• Task objective
Each entry must appear again exactly as it does in the source.

•••••

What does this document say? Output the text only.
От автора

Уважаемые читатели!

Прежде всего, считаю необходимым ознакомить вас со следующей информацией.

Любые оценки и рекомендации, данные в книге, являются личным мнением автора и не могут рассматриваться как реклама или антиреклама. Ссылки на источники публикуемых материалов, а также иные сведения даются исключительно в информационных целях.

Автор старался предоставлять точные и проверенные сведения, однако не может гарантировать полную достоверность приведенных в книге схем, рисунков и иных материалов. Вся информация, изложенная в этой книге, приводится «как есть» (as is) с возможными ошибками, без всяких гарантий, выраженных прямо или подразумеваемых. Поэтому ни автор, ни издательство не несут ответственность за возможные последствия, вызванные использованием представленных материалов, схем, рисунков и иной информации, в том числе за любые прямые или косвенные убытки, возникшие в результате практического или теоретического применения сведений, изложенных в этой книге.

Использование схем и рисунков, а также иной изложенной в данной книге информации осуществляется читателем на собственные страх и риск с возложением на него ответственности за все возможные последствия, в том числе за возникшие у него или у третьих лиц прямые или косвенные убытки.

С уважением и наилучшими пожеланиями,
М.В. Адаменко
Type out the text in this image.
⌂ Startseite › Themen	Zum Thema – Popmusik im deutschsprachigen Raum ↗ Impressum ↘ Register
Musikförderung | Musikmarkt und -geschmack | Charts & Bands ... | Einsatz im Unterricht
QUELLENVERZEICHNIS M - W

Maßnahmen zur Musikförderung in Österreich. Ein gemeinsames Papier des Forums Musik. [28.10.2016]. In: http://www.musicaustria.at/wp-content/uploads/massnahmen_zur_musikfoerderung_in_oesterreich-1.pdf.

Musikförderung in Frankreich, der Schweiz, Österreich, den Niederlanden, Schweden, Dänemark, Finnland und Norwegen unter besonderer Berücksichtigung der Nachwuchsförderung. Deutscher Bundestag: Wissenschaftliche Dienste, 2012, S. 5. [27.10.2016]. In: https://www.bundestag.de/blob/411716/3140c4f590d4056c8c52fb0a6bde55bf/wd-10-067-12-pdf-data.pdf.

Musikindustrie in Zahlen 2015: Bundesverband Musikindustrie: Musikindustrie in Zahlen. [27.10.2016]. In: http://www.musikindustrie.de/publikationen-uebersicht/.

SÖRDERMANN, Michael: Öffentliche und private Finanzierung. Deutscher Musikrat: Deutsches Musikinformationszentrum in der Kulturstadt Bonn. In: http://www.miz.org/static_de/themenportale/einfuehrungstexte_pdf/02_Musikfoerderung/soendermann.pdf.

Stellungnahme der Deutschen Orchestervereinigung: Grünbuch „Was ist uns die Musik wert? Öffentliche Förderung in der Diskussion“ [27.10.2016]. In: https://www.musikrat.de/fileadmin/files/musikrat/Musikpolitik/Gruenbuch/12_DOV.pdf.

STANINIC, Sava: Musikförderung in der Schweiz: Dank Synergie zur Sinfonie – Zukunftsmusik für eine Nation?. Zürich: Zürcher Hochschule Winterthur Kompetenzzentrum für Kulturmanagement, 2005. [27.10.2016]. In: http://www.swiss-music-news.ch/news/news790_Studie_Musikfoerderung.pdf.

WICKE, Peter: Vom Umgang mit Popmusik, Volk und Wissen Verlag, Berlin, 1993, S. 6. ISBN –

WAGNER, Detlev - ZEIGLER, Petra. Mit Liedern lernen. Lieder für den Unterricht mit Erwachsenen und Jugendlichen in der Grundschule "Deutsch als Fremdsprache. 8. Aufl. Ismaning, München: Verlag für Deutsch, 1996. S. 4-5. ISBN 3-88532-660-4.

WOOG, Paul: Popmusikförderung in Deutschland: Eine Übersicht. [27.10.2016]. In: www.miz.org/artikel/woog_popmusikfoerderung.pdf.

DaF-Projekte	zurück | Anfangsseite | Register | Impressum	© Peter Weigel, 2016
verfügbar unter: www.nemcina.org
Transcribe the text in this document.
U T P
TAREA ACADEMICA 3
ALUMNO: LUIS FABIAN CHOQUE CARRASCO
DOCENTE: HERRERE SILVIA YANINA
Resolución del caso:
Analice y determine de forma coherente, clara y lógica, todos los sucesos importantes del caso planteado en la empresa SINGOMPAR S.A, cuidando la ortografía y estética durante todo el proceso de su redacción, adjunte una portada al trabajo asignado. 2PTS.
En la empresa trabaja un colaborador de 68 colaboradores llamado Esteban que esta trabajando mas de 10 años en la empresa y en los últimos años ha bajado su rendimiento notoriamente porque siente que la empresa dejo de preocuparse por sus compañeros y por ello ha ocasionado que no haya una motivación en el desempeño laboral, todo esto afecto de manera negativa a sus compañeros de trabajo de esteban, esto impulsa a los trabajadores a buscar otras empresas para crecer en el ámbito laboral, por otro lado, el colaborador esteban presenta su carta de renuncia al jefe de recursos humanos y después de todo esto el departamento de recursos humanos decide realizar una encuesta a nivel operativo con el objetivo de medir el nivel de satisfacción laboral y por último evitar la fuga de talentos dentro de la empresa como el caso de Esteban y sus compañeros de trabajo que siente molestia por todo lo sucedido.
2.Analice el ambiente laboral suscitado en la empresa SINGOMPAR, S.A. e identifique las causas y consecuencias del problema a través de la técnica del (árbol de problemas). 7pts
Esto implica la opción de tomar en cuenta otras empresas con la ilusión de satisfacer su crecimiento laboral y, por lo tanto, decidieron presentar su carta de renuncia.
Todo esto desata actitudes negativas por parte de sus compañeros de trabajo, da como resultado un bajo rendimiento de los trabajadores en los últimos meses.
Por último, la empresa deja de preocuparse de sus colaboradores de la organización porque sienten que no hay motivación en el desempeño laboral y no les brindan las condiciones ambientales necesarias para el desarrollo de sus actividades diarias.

•••••

• Output for this exercise
What does this document say? Output the text only.
От автора

Уважаемые читатели!

Прежде всего, считаю необходимым ознакомить вас со следующей информацией.

Любые оценки и рекомендации, данные в книге, являются личным мнением автора и не могут рассматриваться как реклама или антиреклама. Ссылки на источники публикуемых материалов, а также иные сведения даются исключительно в информационных целях.

Автор старался предоставлять точные и проверенные сведения, однако не может гарантировать полную достоверность приведенных в книге схем, рисунков и иных материалов. Вся информация, изложенная в этой книге, приводится «как есть» (as is) с возможными ошибками, без всяких гарантий, выраженных прямо или подразумеваемых. Поэтому ни автор, ни издательство не несут ответственность за возможные последствия, вызванные использованием представленных материалов, схем, рисунков и иной информации, в том числе за любые прямые или косвенные убытки, возникшие в результате практического или теоретического применения сведений, изложенных в этой книге.

Использование схем и рисунков, а также иной изложенной в данной книге информации осуществляется читателем на собственные страх и риск с возложением на него ответственности за все возможные последствия, в том числе за возникшие у него или у третьих лиц прямые или косвенные убытки.

С уважением и наилучшими пожеланиями,
М.В. Адаменко
Type out the text in this image.
⌂ Startseite › Themen	Zum Thema – Popmusik im deutschsprachigen Raum ↗ Impressum ↘ Register
Musikförderung | Musikmarkt und -geschmack | Charts & Bands ... | Einsatz im Unterricht
QUELLENVERZEICHNIS M - W

Maßnahmen zur Musikförderung in Österreich. Ein gemeinsames Papier des Forums Musik. [28.10.2016]. In: http://www.musicaustria.at/wp-content/uploads/massnahmen_zur_musikfoerderung_in_oesterreich-1.pdf.

Musikförderung in Frankreich, der Schweiz, Österreich, den Niederlanden, Schweden, Dänemark, Finnland und Norwegen unter besonderer Berücksichtigung der Nachwuchsförderung. Deutscher Bundestag: Wissenschaftliche Dienste, 2012, S. 5. [27.10.2016]. In: https://www.bundestag.de/blob/411716/3140c4f590d4056c8c52fb0a6bde55bf/wd-10-067-12-pdf-data.pdf.

Musikindustrie in Zahlen 2015: Bundesverband Musikindustrie: Musikindustrie in Zahlen. [27.10.2016]. In: http://www.musikindustrie.de/publikationen-uebersicht/.

SÖRDERMANN, Michael: Öffentliche und private Finanzierung. Deutscher Musikrat: Deutsches Musikinformationszentrum in der Kulturstadt Bonn. In: http://www.miz.org/static_de/themenportale/einfuehrungstexte_pdf/02_Musikfoerderung/soendermann.pdf.

Stellungnahme der Deutschen Orchestervereinigung: Grünbuch „Was ist uns die Musik wert? Öffentliche Förderung in der Diskussion“ [27.10.2016]. In: https://www.musikrat.de/fileadmin/files/musikrat/Musikpolitik/Gruenbuch/12_DOV.pdf.

STANINIC, Sava: Musikförderung in der Schweiz: Dank Synergie zur Sinfonie – Zukunftsmusik für eine Nation?. Zürich: Zürcher Hochschule Winterthur Kompetenzzentrum für Kulturmanagement, 2005. [27.10.2016]. In: http://www.swiss-music-news.ch/news/news790_Studie_Musikfoerderung.pdf.

WICKE, Peter: Vom Umgang mit Popmusik, Volk und Wissen Verlag, Berlin, 1993, S. 6. ISBN –

WAGNER, Detlev - ZEIGLER, Petra. Mit Liedern lernen. Lieder für den Unterricht mit Erwachsenen und Jugendlichen in der Grundschule "Deutsch als Fremdsprache. 8. Aufl. Ismaning, München: Verlag für Deutsch, 1996. S. 4-5. ISBN 3-88532-660-4.

WOOG, Paul: Popmusikförderung in Deutschland: Eine Übersicht. [27.10.2016]. In: www.miz.org/artikel/woog_popmusikfoerderung.pdf.

DaF-Projekte	zurück | Anfangsseite | Register | Impressum	© Peter Weigel, 2016
verfügbar unter: www.nemcina.org
Transcribe the text in this document.
U T P
TAREA ACADEMICA 3
ALUMNO: LUIS FABIAN CHOQUE CARRASCO
DOCENTE: HERRERE SILVIA YANINA
Resolución del caso:
Analice y determine de forma coherente, clara y lógica, todos los sucesos importantes del caso planteado en la empresa SINGOMPAR S.A, cuidando la ortografía y estética durante todo el proceso de su redacción, adjunte una portada al trabajo asignado. 2PTS.
En la empresa trabaja un colaborador de 68 colaboradores llamado Esteban que esta trabajando mas de 10 años en la empresa y en los últimos años ha bajado su rendimiento notoriamente porque siente que la empresa dejo de preocuparse por sus compañeros y por ello ha ocasionado que no haya una motivación en el desempeño laboral, todo esto afecto de manera negativa a sus compañeros de trabajo de esteban, esto impulsa a los trabajadores a buscar otras empresas para crecer en el ámbito laboral, por otro lado, el colaborador esteban presenta su carta de renuncia al jefe de recursos humanos y después de todo esto el departamento de recursos humanos decide realizar una encuesta a nivel operativo con el objetivo de medir el nivel de satisfacción laboral y por último evitar la fuga de talentos dentro de la empresa como el caso de Esteban y sus compañeros de trabajo que siente molestia por todo lo sucedido.
2.Analice el ambiente laboral suscitado en la empresa SINGOMPAR, S.A. e identifique las causas y consecuencias del problema a través de la técnica del (árbol de problemas). 7pts
Esto implica la opción de tomar en cuenta otras empresas con la ilusión de satisfacer su crecimiento laboral y, por lo tanto, decidieron presentar su carta de renuncia.
Todo esto desata actitudes negativas por parte de sus compañeros de trabajo, da como resultado un bajo rendimiento de los trabajadores en los últimos meses.
Por último, la empresa deja de preocuparse de sus colaboradores de la organización porque sienten que no hay motivación en el desempeño laboral y no les brindan las condiciones ambientales necesarias para el desarrollo de sus actividades diarias.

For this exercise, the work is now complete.